-------- STORED DATA --------

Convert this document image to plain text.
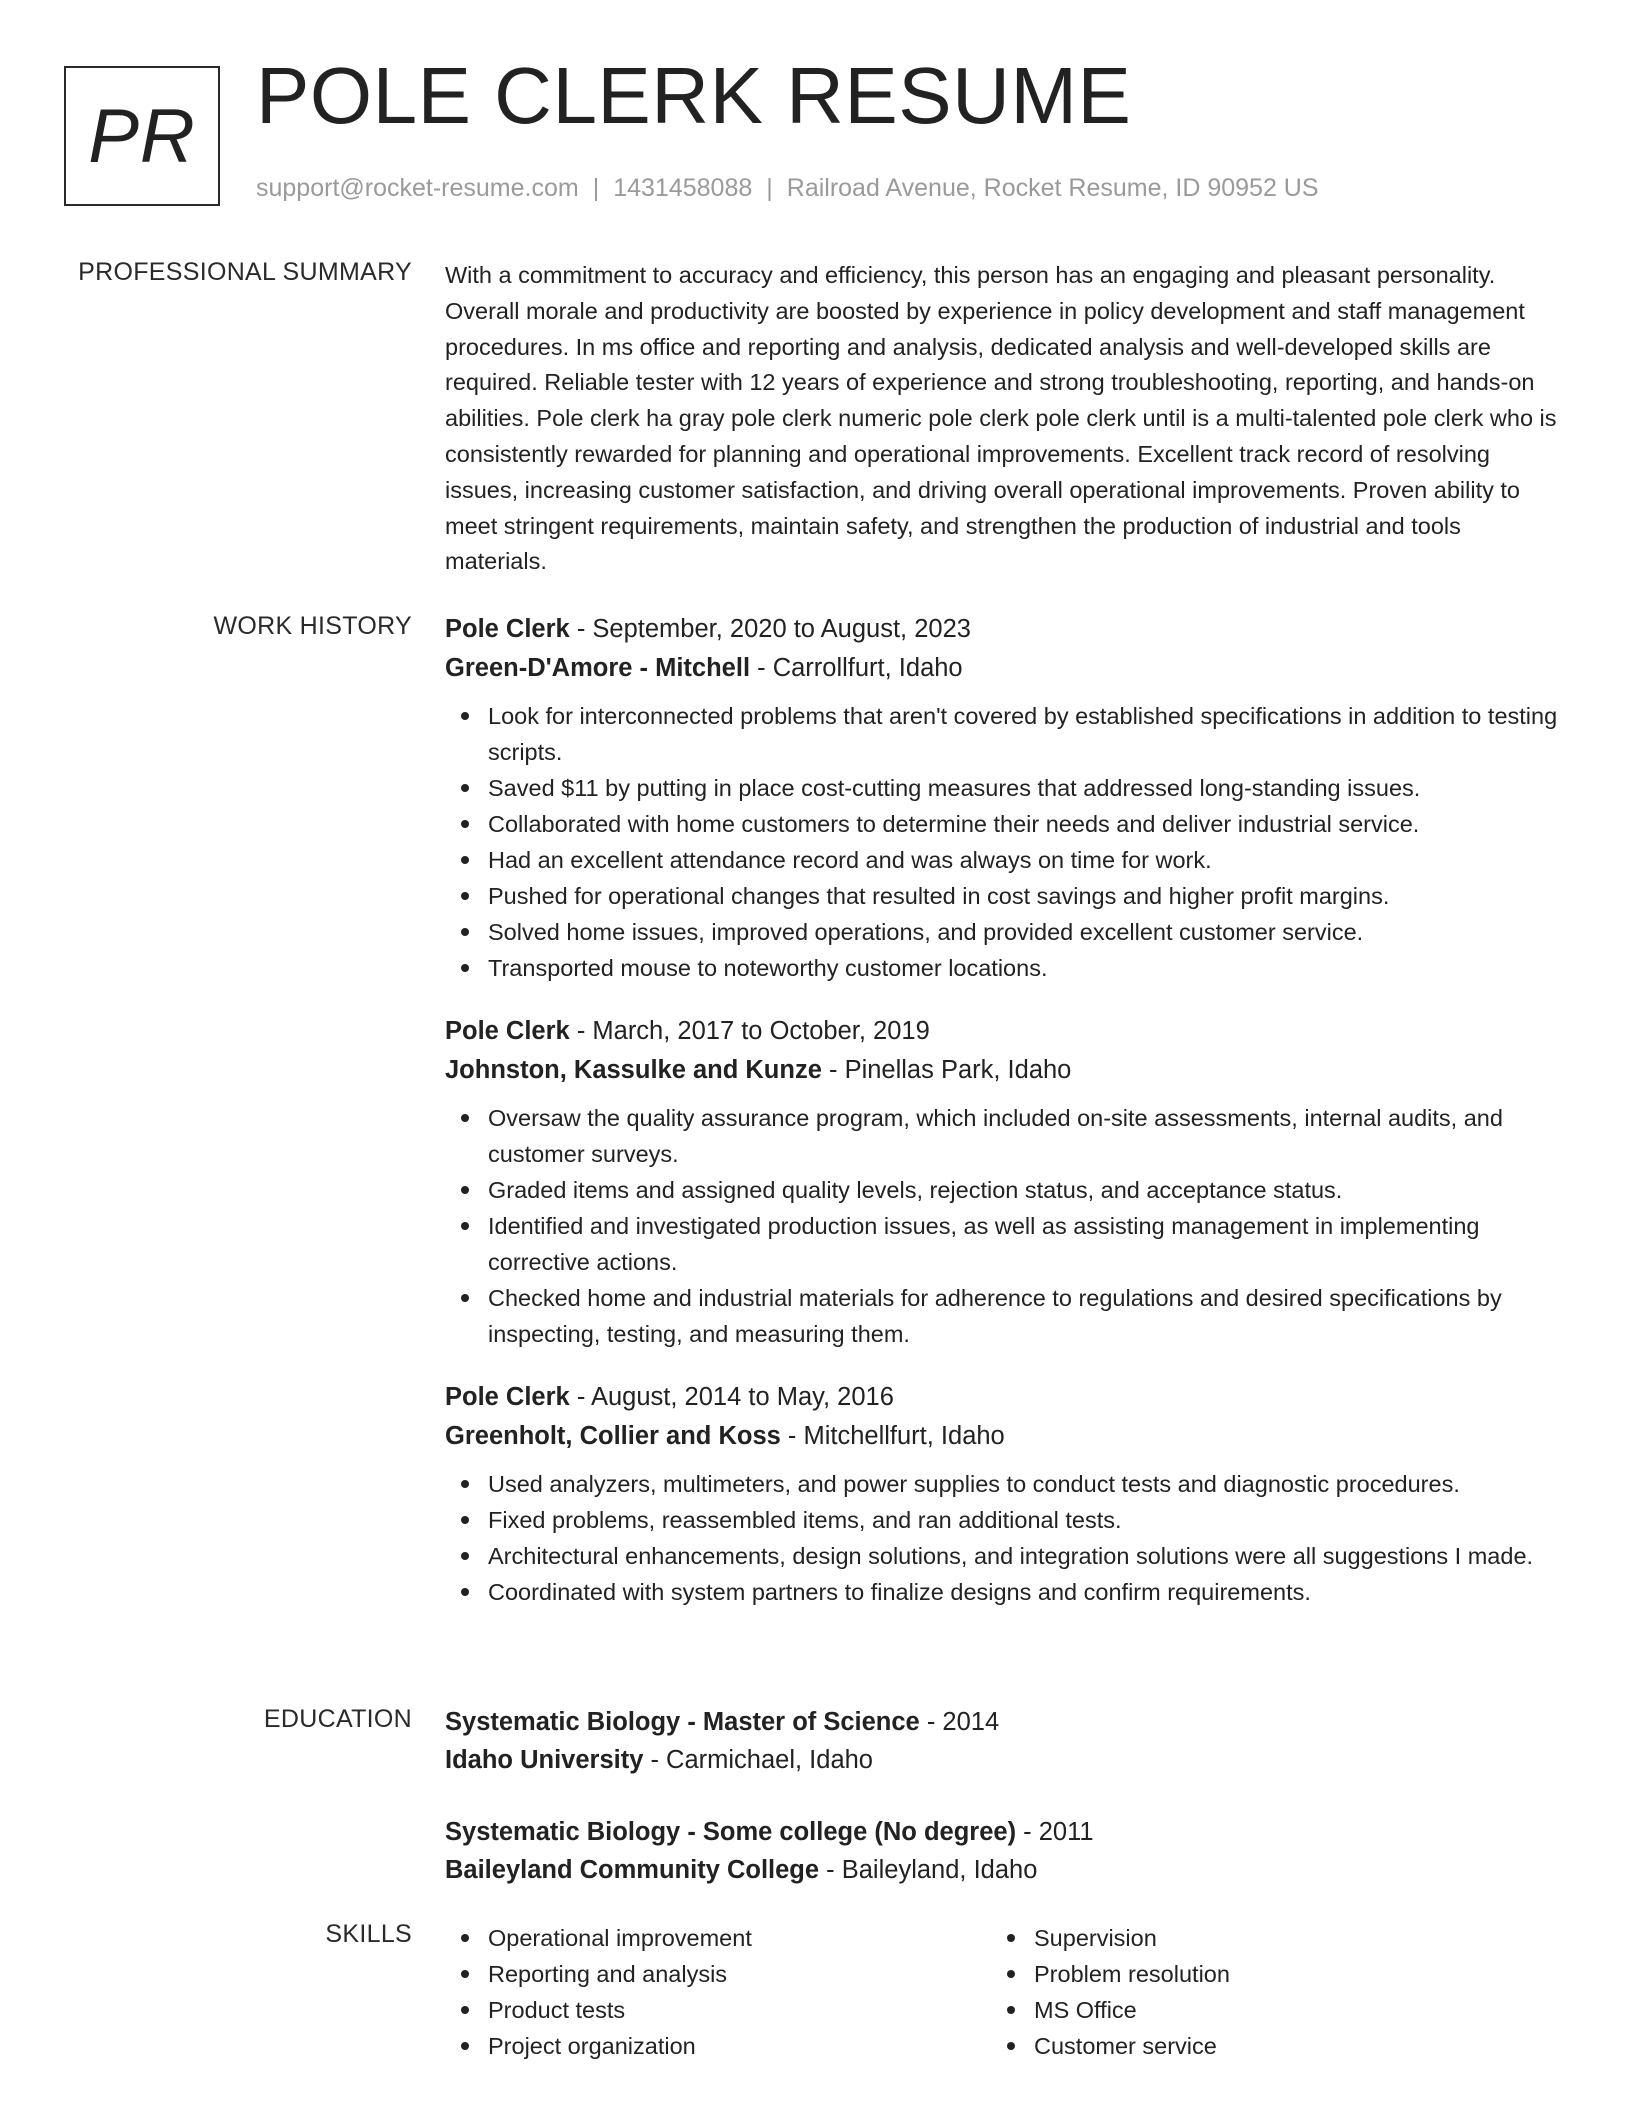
PR POLE CLERK RESUME
support@rocket-resume.com | 1431458088 | Railroad Avenue, Rocket Resume, ID 90952 US
PROFESSIONAL SUMMARY With a commitment to accuracy and efficiency, this person has an engaging and pleasant personality. Overall morale and productivity are boosted by experience in policy development and staff management procedures. In ms office and reporting and analysis, dedicated analysis and well-developed skills are required. Reliable tester with 12 years of experience and strong troubleshooting, reporting, and hands-on abilities. Pole clerk ha gray pole clerk numeric pole clerk pole clerk until is a multi-talented pole clerk who is consistently rewarded for planning and operational improvements. Excellent track record of resolving issues, increasing customer satisfaction, and driving overall operational improvements. Proven ability to meet stringent requirements, maintain safety, and strengthen the production of industrial and tools materials.

WORK HISTORY Pole Clerk - September, 2020 to August, 2023
Green-D'Amore - Mitchell - Carrollfurt, Idaho
Look for interconnected problems that aren't covered by established specifications in addition to testing scripts.
Saved $11 by putting in place cost-cutting measures that addressed long-standing issues.
Collaborated with home customers to determine their needs and deliver industrial service.
Had an excellent attendance record and was always on time for work.
Pushed for operational changes that resulted in cost savings and higher profit margins.
Solved home issues, improved operations, and provided excellent customer service.
Transported mouse to noteworthy customer locations.
Pole Clerk - March, 2017 to October, 2019
Johnston, Kassulke and Kunze - Pinellas Park, Idaho
Oversaw the quality assurance program, which included on-site assessments, internal audits, and customer surveys.
Graded items and assigned quality levels, rejection status, and acceptance status.
Identified and investigated production issues, as well as assisting management in implementing corrective actions.
Checked home and industrial materials for adherence to regulations and desired specifications by inspecting, testing, and measuring them.
Pole Clerk - August, 2014 to May, 2016
Greenholt, Collier and Koss - Mitchellfurt, Idaho
Used analyzers, multimeters, and power supplies to conduct tests and diagnostic procedures.
Fixed problems, reassembled items, and ran additional tests.
Architectural enhancements, design solutions, and integration solutions were all suggestions I made.
Coordinated with system partners to finalize designs and confirm requirements.
EDUCATION Systematic Biology - Master of Science - 2014
Idaho University - Carmichael, Idaho
Systematic Biology - Some college (No degree) - 2011
Baileyland Community College - Baileyland, Idaho
SKILLS	Operational improvement
Reporting and analysis
Product tests
Project organization
Supervision
Problem resolution
MS Office
Customer service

--------

__TASK STATEMENT__:
Omit any images, then output the listing exactly.

__FINAL RESULT__:
Convert this document image to plain text.
PR POLE CLERK RESUME
support@rocket-resume.com | 1431458088 | Railroad Avenue, Rocket Resume, ID 90952 US
PROFESSIONAL SUMMARY With a commitment to accuracy and efficiency, this person has an engaging and pleasant personality. Overall morale and productivity are boosted by experience in policy development and staff management procedures. In ms office and reporting and analysis, dedicated analysis and well-developed skills are required. Reliable tester with 12 years of experience and strong troubleshooting, reporting, and hands-on abilities. Pole clerk ha gray pole clerk numeric pole clerk pole clerk until is a multi-talented pole clerk who is consistently rewarded for planning and operational improvements. Excellent track record of resolving issues, increasing customer satisfaction, and driving overall operational improvements. Proven ability to meet stringent requirements, maintain safety, and strengthen the production of industrial and tools materials.

WORK HISTORY Pole Clerk - September, 2020 to August, 2023
Green-D'Amore - Mitchell - Carrollfurt, Idaho
Look for interconnected problems that aren't covered by established specifications in addition to testing scripts.
Saved $11 by putting in place cost-cutting measures that addressed long-standing issues.
Collaborated with home customers to determine their needs and deliver industrial service.
Had an excellent attendance record and was always on time for work.
Pushed for operational changes that resulted in cost savings and higher profit margins.
Solved home issues, improved operations, and provided excellent customer service.
Transported mouse to noteworthy customer locations.
Pole Clerk - March, 2017 to October, 2019
Johnston, Kassulke and Kunze - Pinellas Park, Idaho
Oversaw the quality assurance program, which included on-site assessments, internal audits, and customer surveys.
Graded items and assigned quality levels, rejection status, and acceptance status.
Identified and investigated production issues, as well as assisting management in implementing corrective actions.
Checked home and industrial materials for adherence to regulations and desired specifications by inspecting, testing, and measuring them.
Pole Clerk - August, 2014 to May, 2016
Greenholt, Collier and Koss - Mitchellfurt, Idaho
Used analyzers, multimeters, and power supplies to conduct tests and diagnostic procedures.
Fixed problems, reassembled items, and ran additional tests.
Architectural enhancements, design solutions, and integration solutions were all suggestions I made.
Coordinated with system partners to finalize designs and confirm requirements.
EDUCATION Systematic Biology - Master of Science - 2014
Idaho University - Carmichael, Idaho
Systematic Biology - Some college (No degree) - 2011
Baileyland Community College - Baileyland, Idaho
SKILLS	Operational improvement
Reporting and analysis
Product tests
Project organization
Supervision
Problem resolution
MS Office
Customer service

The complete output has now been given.